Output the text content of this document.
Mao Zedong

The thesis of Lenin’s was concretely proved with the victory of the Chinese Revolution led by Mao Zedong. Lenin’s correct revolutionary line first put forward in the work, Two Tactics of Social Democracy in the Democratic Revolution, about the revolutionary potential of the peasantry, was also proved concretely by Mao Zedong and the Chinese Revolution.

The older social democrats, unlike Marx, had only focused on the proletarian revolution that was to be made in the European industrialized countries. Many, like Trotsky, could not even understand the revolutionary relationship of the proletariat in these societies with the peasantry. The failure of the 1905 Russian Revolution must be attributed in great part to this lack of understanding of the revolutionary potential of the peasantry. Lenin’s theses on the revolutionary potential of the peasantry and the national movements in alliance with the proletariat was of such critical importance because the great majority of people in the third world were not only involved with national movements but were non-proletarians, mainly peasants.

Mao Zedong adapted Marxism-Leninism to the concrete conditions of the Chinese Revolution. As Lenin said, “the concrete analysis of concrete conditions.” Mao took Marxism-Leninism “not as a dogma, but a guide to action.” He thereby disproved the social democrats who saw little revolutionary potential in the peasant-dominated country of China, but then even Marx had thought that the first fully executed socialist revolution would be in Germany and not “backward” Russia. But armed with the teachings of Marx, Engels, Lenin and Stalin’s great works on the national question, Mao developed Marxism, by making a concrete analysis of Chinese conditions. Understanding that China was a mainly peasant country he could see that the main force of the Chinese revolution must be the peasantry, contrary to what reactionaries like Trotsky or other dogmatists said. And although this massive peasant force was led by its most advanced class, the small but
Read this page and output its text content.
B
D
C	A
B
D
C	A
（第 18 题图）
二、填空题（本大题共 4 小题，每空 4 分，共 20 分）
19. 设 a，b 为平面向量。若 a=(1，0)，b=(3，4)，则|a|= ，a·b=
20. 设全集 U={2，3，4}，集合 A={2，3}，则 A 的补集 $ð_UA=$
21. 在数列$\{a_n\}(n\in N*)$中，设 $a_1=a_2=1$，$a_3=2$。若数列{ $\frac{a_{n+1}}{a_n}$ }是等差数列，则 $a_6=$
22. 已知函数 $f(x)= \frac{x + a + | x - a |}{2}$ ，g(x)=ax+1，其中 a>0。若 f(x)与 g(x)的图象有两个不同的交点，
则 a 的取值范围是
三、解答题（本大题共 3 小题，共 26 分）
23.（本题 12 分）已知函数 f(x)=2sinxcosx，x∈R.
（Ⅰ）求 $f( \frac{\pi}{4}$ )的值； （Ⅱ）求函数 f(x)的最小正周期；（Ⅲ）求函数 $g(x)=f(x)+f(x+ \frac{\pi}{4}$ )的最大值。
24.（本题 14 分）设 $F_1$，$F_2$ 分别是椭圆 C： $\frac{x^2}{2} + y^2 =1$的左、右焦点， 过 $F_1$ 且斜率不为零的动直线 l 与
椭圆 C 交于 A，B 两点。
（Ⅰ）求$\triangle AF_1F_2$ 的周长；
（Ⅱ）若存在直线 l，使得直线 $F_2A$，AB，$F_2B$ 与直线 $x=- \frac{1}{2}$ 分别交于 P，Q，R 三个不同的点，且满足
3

--- WHAT THIS TASK INVOLVES ---
Say how many lines of the data include the word "本大题共". Respond with the number alone.

--- RESPONSE TO THIS TASK ---
2